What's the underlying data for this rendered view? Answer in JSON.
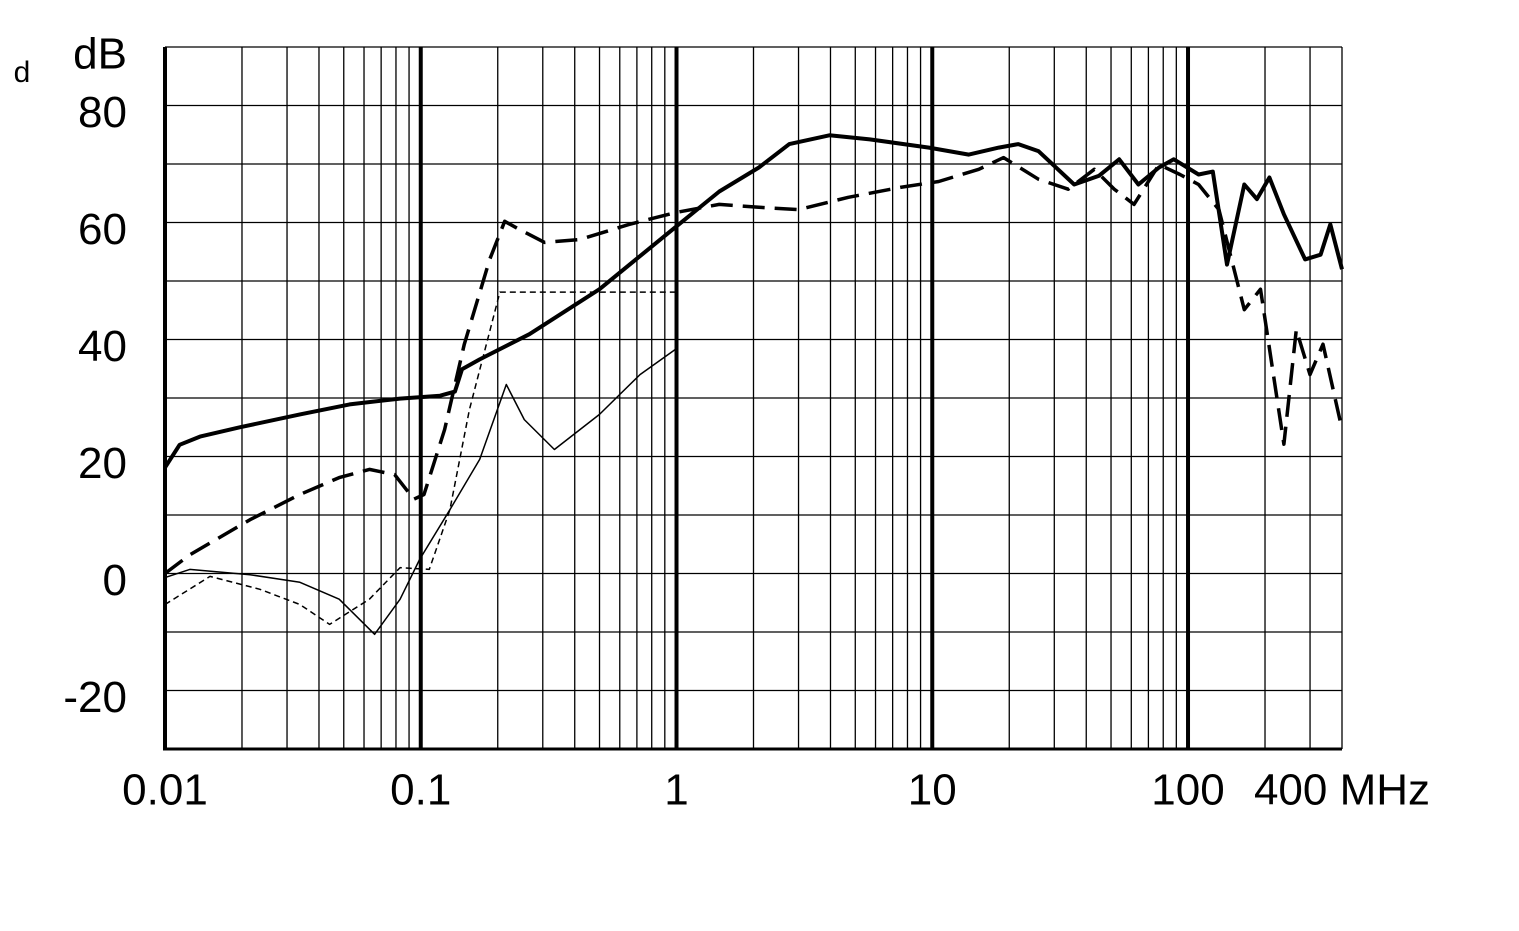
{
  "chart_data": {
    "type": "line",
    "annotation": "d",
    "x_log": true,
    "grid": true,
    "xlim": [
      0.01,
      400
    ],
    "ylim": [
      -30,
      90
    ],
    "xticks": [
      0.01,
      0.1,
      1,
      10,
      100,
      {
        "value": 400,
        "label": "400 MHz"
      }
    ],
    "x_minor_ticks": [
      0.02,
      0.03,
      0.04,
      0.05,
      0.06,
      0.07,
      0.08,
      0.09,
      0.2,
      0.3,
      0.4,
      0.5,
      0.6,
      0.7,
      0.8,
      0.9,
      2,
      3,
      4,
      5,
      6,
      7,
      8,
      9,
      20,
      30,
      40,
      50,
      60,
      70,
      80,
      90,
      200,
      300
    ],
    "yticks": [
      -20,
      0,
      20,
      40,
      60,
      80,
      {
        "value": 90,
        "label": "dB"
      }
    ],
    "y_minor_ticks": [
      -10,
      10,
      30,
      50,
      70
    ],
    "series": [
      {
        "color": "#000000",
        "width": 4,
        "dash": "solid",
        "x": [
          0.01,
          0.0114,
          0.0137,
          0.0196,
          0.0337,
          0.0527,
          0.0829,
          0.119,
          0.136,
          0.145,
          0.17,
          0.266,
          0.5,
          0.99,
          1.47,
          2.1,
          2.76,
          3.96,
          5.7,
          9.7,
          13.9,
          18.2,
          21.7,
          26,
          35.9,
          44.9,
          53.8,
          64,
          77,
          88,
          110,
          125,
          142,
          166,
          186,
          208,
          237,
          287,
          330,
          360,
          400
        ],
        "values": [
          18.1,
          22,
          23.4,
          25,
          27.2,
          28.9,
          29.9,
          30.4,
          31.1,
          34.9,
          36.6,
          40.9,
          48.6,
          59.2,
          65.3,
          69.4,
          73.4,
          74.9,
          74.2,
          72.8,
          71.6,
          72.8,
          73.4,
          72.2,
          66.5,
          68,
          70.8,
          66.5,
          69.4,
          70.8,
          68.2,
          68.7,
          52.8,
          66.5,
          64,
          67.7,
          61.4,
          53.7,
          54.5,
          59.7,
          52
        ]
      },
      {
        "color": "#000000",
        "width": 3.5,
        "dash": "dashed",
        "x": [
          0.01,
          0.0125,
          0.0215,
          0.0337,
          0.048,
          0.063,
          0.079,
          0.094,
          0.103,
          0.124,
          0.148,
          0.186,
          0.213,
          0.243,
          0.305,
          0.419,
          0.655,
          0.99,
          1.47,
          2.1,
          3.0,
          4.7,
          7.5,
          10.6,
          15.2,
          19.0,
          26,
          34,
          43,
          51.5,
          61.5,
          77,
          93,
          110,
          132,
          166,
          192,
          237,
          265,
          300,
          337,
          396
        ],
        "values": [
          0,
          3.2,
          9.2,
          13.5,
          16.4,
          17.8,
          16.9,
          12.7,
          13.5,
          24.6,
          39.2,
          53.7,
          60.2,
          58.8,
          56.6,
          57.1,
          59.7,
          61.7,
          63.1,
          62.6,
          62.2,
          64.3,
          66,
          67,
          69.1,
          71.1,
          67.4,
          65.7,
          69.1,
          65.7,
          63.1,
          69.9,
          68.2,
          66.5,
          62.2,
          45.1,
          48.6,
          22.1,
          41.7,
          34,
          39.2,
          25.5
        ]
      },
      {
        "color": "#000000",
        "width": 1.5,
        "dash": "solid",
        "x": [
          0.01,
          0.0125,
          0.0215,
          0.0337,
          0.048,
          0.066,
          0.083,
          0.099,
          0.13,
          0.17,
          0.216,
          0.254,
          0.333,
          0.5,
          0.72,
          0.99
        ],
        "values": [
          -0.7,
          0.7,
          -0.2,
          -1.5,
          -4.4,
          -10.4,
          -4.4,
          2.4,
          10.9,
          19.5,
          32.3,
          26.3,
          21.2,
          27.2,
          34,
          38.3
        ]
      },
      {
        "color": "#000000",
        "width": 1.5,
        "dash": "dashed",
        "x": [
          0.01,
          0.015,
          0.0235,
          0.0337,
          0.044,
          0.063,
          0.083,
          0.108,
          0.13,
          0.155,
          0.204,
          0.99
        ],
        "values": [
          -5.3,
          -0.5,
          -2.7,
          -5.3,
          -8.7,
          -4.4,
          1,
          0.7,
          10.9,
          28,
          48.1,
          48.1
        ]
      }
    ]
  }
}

- Task directions -
Transcribe the whole listing, character for character, but not its images.

- Solved problem -
What's the underlying data for this rendered view? Answer in JSON.
{
  "chart_data": {
    "type": "line",
    "annotation": "d",
    "x_log": true,
    "grid": true,
    "xlim": [
      0.01,
      400
    ],
    "ylim": [
      -30,
      90
    ],
    "xticks": [
      0.01,
      0.1,
      1,
      10,
      100,
      {
        "value": 400,
        "label": "400 MHz"
      }
    ],
    "x_minor_ticks": [
      0.02,
      0.03,
      0.04,
      0.05,
      0.06,
      0.07,
      0.08,
      0.09,
      0.2,
      0.3,
      0.4,
      0.5,
      0.6,
      0.7,
      0.8,
      0.9,
      2,
      3,
      4,
      5,
      6,
      7,
      8,
      9,
      20,
      30,
      40,
      50,
      60,
      70,
      80,
      90,
      200,
      300
    ],
    "yticks": [
      -20,
      0,
      20,
      40,
      60,
      80,
      {
        "value": 90,
        "label": "dB"
      }
    ],
    "y_minor_ticks": [
      -10,
      10,
      30,
      50,
      70
    ],
    "series": [
      {
        "color": "#000000",
        "width": 4,
        "dash": "solid",
        "x": [
          0.01,
          0.0114,
          0.0137,
          0.0196,
          0.0337,
          0.0527,
          0.0829,
          0.119,
          0.136,
          0.145,
          0.17,
          0.266,
          0.5,
          0.99,
          1.47,
          2.1,
          2.76,
          3.96,
          5.7,
          9.7,
          13.9,
          18.2,
          21.7,
          26,
          35.9,
          44.9,
          53.8,
          64,
          77,
          88,
          110,
          125,
          142,
          166,
          186,
          208,
          237,
          287,
          330,
          360,
          400
        ],
        "values": [
          18.1,
          22,
          23.4,
          25,
          27.2,
          28.9,
          29.9,
          30.4,
          31.1,
          34.9,
          36.6,
          40.9,
          48.6,
          59.2,
          65.3,
          69.4,
          73.4,
          74.9,
          74.2,
          72.8,
          71.6,
          72.8,
          73.4,
          72.2,
          66.5,
          68,
          70.8,
          66.5,
          69.4,
          70.8,
          68.2,
          68.7,
          52.8,
          66.5,
          64,
          67.7,
          61.4,
          53.7,
          54.5,
          59.7,
          52
        ]
      },
      {
        "color": "#000000",
        "width": 3.5,
        "dash": "dashed",
        "x": [
          0.01,
          0.0125,
          0.0215,
          0.0337,
          0.048,
          0.063,
          0.079,
          0.094,
          0.103,
          0.124,
          0.148,
          0.186,
          0.213,
          0.243,
          0.305,
          0.419,
          0.655,
          0.99,
          1.47,
          2.1,
          3.0,
          4.7,
          7.5,
          10.6,
          15.2,
          19.0,
          26,
          34,
          43,
          51.5,
          61.5,
          77,
          93,
          110,
          132,
          166,
          192,
          237,
          265,
          300,
          337,
          396
        ],
        "values": [
          0,
          3.2,
          9.2,
          13.5,
          16.4,
          17.8,
          16.9,
          12.7,
          13.5,
          24.6,
          39.2,
          53.7,
          60.2,
          58.8,
          56.6,
          57.1,
          59.7,
          61.7,
          63.1,
          62.6,
          62.2,
          64.3,
          66,
          67,
          69.1,
          71.1,
          67.4,
          65.7,
          69.1,
          65.7,
          63.1,
          69.9,
          68.2,
          66.5,
          62.2,
          45.1,
          48.6,
          22.1,
          41.7,
          34,
          39.2,
          25.5
        ]
      },
      {
        "color": "#000000",
        "width": 1.5,
        "dash": "solid",
        "x": [
          0.01,
          0.0125,
          0.0215,
          0.0337,
          0.048,
          0.066,
          0.083,
          0.099,
          0.13,
          0.17,
          0.216,
          0.254,
          0.333,
          0.5,
          0.72,
          0.99
        ],
        "values": [
          -0.7,
          0.7,
          -0.2,
          -1.5,
          -4.4,
          -10.4,
          -4.4,
          2.4,
          10.9,
          19.5,
          32.3,
          26.3,
          21.2,
          27.2,
          34,
          38.3
        ]
      },
      {
        "color": "#000000",
        "width": 1.5,
        "dash": "dashed",
        "x": [
          0.01,
          0.015,
          0.0235,
          0.0337,
          0.044,
          0.063,
          0.083,
          0.108,
          0.13,
          0.155,
          0.204,
          0.99
        ],
        "values": [
          -5.3,
          -0.5,
          -2.7,
          -5.3,
          -8.7,
          -4.4,
          1,
          0.7,
          10.9,
          28,
          48.1,
          48.1
        ]
      }
    ]
  }
}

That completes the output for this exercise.